═════ Provided information

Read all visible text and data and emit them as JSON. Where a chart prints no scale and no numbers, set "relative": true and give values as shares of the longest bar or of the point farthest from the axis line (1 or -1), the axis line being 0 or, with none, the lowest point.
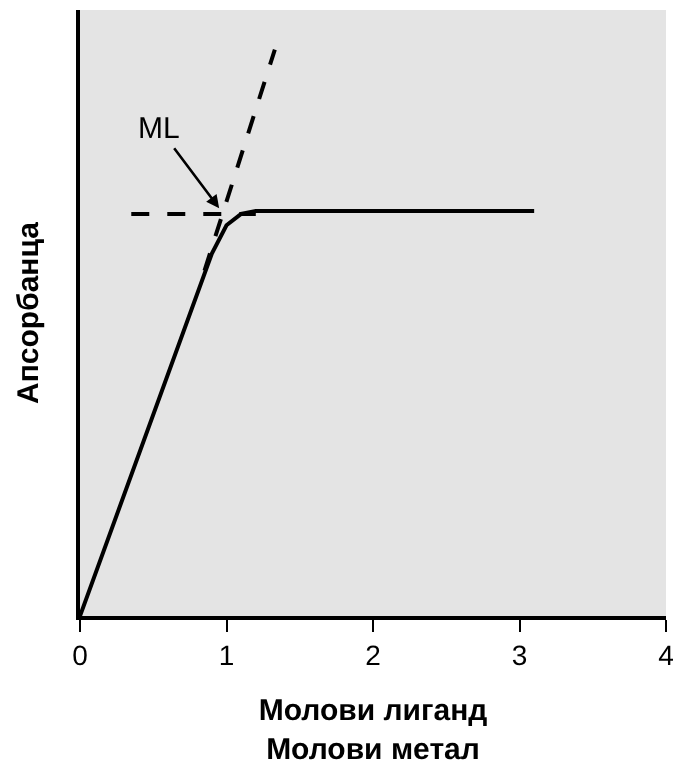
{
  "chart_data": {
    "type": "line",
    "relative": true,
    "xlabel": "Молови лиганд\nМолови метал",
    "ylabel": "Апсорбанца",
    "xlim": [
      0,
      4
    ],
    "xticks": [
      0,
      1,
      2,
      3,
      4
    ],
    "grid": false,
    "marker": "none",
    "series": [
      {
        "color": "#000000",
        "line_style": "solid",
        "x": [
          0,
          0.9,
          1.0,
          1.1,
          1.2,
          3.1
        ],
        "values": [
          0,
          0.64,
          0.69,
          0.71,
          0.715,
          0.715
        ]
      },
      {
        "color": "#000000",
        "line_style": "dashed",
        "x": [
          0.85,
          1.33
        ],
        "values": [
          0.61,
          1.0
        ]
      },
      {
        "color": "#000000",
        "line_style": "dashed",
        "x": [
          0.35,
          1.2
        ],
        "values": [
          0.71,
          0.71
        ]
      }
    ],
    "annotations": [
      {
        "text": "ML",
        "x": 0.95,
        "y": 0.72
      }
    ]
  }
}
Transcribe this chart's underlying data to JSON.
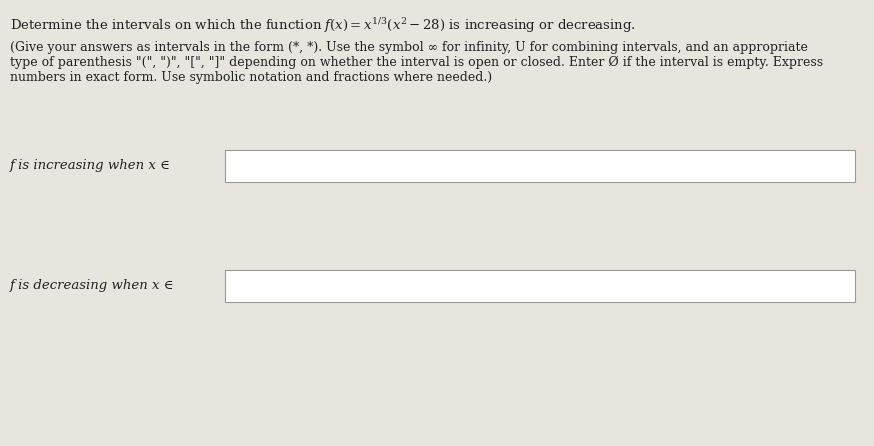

══════════

▶ [What the task requires]
The records above should be reproduced exactly, with no pictures included.

▶ [Result]
Read all visible text and data and emit them as JSON. Where a chart prints no scale and no numbers, set "relative": true and give values as shares of the longest bar or of the point farthest from the axis line (1 or -1), the axis line being 0 or, with none, the lowest point.
{
  "chart_data": {
    "type": "line",
    "relative": true,
    "xlabel": "Молови лиганд\nМолови метал",
    "ylabel": "Апсорбанца",
    "xlim": [
      0,
      4
    ],
    "xticks": [
      0,
      1,
      2,
      3,
      4
    ],
    "grid": false,
    "marker": "none",
    "series": [
      {
        "color": "#000000",
        "line_style": "solid",
        "x": [
          0,
          0.9,
          1.0,
          1.1,
          1.2,
          3.1
        ],
        "values": [
          0,
          0.64,
          0.69,
          0.71,
          0.715,
          0.715
        ]
      },
      {
        "color": "#000000",
        "line_style": "dashed",
        "x": [
          0.85,
          1.33
        ],
        "values": [
          0.61,
          1.0
        ]
      },
      {
        "color": "#000000",
        "line_style": "dashed",
        "x": [
          0.35,
          1.2
        ],
        "values": [
          0.71,
          0.71
        ]
      }
    ],
    "annotations": [
      {
        "text": "ML",
        "x": 0.95,
        "y": 0.72
      }
    ]
  }
}
Transcribe this chart's underlying data to JSON.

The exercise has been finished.